**Listed entries**
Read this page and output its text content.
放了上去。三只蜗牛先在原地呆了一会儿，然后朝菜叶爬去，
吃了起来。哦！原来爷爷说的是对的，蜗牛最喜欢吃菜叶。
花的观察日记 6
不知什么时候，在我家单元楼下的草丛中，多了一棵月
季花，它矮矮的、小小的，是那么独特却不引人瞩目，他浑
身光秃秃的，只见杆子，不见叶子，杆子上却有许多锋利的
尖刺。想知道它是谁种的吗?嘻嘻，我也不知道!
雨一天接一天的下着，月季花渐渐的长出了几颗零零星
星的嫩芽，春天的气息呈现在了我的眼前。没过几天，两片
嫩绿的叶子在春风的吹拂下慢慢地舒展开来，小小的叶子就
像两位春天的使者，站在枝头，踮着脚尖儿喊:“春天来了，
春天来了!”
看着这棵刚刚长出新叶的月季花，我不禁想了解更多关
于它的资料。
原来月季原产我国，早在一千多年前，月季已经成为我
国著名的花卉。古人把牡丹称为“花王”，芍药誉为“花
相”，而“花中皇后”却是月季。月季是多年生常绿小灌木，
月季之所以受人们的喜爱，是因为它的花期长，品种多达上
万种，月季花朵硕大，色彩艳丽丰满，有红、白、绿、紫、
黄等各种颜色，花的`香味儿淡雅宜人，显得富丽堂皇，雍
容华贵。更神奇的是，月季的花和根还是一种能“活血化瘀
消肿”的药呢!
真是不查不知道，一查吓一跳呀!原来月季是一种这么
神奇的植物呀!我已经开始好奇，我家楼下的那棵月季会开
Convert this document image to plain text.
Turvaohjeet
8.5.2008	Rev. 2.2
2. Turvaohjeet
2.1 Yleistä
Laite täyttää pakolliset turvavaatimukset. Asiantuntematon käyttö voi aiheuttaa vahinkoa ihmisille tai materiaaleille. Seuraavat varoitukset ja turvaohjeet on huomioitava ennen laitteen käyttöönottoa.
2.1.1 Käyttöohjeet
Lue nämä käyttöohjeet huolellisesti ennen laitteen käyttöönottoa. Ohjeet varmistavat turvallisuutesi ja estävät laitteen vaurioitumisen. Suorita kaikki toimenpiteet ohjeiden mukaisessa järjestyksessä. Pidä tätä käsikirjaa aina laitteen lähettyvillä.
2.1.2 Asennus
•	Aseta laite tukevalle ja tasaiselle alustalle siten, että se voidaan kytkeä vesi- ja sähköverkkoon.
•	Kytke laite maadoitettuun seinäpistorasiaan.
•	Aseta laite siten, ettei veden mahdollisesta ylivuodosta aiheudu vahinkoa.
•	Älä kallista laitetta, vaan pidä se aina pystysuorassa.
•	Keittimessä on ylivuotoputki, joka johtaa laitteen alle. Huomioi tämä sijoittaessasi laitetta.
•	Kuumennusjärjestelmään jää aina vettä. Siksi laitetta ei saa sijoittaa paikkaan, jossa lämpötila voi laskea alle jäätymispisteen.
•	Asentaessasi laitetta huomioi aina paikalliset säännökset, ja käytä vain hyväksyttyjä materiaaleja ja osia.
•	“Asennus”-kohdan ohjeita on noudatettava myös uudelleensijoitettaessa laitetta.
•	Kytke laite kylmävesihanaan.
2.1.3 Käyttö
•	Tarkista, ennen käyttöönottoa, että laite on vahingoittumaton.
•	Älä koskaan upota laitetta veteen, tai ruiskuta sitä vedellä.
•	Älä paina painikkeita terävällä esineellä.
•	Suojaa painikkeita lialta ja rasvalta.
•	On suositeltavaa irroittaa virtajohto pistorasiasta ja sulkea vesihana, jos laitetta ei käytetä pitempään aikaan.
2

**Description of the task**
Every line of the listing that holds "laitteen" is to be counted; give only the resulting number.

**Exercise response**
3